### What is asked
Extract each line holding the word "type" from the entries.

### Supplied material
——

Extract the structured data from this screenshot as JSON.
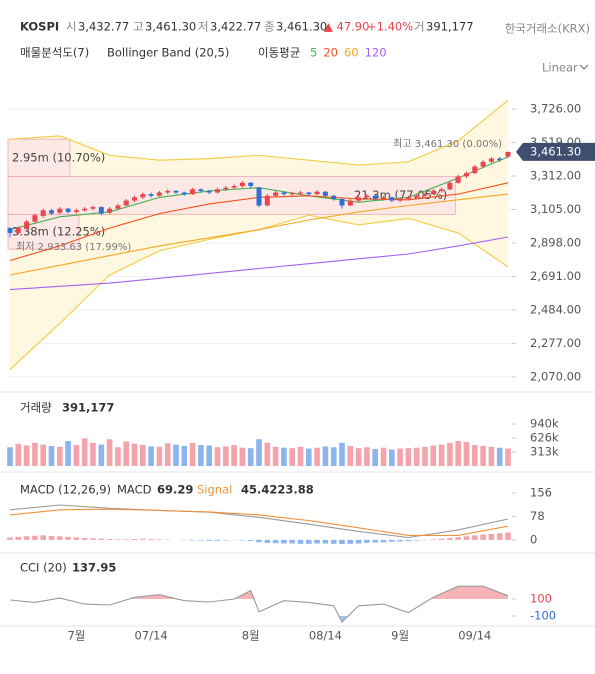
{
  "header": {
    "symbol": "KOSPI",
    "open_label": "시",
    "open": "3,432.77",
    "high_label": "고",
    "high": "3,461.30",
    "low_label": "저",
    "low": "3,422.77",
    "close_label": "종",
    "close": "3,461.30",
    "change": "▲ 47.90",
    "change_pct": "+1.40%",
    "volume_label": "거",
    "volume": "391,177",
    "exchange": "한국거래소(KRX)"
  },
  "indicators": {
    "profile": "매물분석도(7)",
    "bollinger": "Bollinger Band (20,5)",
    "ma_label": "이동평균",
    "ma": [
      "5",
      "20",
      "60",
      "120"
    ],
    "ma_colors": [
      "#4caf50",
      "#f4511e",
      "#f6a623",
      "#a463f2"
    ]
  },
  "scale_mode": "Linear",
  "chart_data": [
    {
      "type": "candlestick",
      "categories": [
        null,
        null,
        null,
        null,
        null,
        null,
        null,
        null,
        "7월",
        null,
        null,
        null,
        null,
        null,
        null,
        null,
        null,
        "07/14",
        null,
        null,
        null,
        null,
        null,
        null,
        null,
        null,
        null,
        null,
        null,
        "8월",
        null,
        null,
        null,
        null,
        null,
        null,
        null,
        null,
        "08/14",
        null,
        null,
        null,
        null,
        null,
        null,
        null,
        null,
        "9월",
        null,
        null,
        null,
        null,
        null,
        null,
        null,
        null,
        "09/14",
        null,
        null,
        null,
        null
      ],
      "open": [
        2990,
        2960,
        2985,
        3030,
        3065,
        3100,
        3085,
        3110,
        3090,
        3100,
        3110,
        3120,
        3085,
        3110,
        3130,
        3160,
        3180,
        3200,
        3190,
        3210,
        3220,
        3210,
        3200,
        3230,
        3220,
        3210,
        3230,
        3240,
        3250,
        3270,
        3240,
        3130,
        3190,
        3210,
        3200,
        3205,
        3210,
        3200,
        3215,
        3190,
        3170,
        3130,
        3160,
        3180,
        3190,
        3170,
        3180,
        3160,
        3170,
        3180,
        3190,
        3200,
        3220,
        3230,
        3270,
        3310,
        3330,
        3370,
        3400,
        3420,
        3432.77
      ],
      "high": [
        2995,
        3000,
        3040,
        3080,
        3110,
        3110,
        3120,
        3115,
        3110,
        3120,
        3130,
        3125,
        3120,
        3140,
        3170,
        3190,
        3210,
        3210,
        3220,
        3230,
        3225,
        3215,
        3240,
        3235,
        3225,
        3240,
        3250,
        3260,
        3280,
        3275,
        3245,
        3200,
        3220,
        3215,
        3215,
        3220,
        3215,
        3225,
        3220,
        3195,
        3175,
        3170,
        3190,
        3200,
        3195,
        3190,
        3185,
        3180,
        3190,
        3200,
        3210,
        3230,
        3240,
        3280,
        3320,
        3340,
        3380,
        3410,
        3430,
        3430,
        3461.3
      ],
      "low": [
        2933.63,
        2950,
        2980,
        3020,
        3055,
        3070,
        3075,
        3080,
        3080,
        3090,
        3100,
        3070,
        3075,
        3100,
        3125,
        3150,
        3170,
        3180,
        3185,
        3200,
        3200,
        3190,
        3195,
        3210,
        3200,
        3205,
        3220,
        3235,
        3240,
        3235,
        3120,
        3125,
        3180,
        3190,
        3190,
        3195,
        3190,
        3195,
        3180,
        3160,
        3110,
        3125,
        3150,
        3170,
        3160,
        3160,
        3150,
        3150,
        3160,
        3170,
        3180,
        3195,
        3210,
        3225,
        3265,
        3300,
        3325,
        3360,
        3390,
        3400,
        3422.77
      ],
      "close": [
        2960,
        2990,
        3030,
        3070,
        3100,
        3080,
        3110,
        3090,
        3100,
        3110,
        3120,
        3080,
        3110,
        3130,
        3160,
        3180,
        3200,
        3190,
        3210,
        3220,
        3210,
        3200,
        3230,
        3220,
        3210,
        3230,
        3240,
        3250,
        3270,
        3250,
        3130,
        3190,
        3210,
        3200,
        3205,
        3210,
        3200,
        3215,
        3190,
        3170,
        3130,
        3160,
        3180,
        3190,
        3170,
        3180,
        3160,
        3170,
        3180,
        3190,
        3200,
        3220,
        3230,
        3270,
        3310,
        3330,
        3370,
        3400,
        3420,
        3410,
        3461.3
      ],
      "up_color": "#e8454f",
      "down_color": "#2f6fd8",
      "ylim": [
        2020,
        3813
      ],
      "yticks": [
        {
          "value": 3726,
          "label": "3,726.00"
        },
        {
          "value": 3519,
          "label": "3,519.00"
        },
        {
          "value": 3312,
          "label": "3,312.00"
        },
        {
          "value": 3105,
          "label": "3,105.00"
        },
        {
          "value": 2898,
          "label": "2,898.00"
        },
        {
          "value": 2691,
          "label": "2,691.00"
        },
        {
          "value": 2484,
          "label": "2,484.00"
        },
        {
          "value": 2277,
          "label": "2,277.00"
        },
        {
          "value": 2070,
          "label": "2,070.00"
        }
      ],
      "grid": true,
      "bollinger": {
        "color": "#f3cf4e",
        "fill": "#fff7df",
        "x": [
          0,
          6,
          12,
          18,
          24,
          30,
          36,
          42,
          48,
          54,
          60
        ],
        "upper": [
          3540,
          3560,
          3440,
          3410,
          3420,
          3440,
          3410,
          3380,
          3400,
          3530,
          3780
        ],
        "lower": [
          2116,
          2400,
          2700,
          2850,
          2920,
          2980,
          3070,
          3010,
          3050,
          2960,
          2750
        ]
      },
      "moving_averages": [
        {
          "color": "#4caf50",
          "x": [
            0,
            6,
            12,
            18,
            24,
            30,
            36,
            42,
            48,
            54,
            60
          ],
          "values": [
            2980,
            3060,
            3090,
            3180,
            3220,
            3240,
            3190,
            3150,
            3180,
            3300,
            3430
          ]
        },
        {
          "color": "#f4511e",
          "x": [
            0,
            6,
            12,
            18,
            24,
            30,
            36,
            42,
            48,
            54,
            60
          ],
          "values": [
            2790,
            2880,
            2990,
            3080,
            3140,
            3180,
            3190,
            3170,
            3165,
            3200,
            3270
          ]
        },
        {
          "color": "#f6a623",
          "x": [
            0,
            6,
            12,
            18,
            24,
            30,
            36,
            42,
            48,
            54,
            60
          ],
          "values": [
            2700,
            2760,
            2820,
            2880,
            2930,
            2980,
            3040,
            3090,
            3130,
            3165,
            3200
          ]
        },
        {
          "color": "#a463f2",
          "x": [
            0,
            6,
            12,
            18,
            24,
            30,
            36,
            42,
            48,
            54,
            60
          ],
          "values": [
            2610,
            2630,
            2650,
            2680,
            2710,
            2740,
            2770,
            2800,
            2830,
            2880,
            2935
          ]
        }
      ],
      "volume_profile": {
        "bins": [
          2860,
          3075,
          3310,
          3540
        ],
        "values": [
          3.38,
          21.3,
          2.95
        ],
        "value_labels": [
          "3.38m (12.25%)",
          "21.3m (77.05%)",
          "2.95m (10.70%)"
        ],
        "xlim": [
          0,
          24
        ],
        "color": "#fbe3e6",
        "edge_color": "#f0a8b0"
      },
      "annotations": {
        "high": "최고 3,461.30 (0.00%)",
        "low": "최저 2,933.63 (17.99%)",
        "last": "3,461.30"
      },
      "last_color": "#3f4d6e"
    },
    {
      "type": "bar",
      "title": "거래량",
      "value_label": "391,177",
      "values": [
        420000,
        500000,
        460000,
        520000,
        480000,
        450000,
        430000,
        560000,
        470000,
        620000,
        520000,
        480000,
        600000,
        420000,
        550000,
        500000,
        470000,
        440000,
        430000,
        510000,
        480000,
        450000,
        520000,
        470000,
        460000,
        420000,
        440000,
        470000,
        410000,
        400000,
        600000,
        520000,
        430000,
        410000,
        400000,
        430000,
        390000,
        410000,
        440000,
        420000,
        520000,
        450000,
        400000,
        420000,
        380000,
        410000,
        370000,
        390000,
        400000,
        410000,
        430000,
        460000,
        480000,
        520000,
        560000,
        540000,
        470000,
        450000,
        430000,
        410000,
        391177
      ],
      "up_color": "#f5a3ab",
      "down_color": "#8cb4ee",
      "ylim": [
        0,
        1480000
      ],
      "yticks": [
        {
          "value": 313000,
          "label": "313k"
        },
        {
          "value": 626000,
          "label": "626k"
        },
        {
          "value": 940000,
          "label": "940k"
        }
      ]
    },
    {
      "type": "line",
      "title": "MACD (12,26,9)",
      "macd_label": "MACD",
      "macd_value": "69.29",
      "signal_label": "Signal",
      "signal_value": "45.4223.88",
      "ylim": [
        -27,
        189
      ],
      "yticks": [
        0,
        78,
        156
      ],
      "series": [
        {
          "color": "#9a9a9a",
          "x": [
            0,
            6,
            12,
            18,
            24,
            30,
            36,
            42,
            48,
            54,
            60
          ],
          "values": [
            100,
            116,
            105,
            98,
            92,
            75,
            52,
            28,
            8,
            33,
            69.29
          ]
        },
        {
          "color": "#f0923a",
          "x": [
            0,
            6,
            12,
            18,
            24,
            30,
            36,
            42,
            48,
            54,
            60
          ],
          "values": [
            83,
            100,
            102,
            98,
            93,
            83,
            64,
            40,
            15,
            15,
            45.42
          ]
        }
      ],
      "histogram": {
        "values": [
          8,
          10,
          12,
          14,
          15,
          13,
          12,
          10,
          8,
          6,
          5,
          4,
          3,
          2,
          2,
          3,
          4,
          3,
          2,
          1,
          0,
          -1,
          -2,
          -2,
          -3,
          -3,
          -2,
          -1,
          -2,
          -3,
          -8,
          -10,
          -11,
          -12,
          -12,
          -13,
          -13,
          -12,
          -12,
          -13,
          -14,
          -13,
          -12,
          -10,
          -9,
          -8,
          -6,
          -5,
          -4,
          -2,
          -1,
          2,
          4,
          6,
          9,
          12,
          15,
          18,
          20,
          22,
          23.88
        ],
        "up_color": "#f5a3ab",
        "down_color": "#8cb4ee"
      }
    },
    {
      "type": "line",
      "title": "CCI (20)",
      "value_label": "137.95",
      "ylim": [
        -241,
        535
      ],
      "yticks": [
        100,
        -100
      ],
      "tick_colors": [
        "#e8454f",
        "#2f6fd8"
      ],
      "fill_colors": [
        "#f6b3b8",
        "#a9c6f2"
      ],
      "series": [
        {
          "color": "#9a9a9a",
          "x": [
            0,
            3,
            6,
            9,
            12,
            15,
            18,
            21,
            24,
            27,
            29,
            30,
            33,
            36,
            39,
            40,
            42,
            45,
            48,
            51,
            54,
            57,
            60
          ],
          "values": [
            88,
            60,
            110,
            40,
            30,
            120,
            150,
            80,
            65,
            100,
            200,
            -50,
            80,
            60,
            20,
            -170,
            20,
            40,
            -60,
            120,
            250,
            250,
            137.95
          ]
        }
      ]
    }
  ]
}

——

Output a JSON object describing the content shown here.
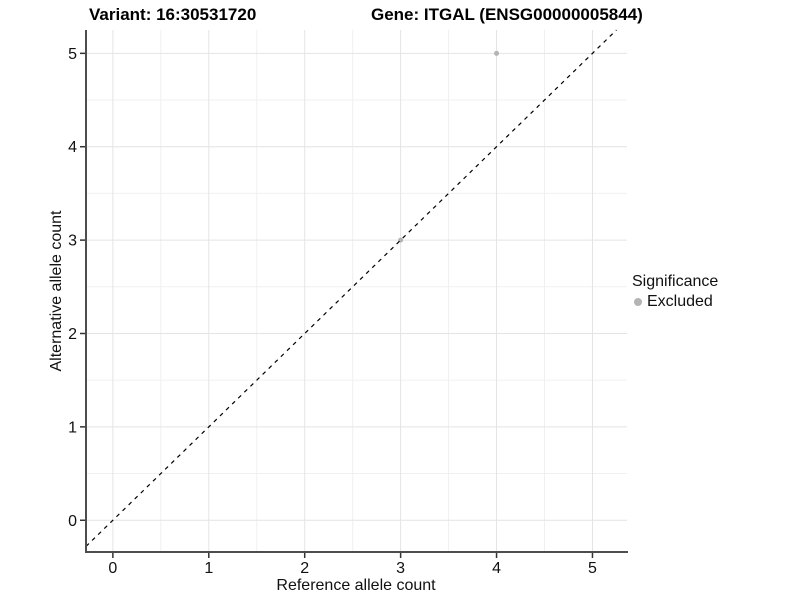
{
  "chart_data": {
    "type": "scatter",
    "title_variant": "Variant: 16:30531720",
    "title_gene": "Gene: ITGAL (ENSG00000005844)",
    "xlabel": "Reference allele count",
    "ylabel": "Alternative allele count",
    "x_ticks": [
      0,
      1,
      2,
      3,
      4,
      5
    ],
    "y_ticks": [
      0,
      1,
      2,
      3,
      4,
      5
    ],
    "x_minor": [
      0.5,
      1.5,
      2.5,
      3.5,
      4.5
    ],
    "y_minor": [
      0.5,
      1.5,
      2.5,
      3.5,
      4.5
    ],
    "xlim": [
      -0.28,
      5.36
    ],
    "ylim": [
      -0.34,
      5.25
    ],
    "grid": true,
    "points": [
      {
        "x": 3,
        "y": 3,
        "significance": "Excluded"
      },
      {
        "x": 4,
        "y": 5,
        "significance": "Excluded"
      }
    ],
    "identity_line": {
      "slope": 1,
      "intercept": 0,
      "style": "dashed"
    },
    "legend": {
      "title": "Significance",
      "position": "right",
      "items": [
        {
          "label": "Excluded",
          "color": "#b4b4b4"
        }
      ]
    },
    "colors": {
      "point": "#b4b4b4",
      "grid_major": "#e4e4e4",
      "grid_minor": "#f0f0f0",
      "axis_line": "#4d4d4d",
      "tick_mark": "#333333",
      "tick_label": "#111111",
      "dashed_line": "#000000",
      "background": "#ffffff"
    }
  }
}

——

### Exercise response
      "type": "candlestick",
      "type": "bar",
      "type": "line",
      "type": "line",
    "type": "scatter",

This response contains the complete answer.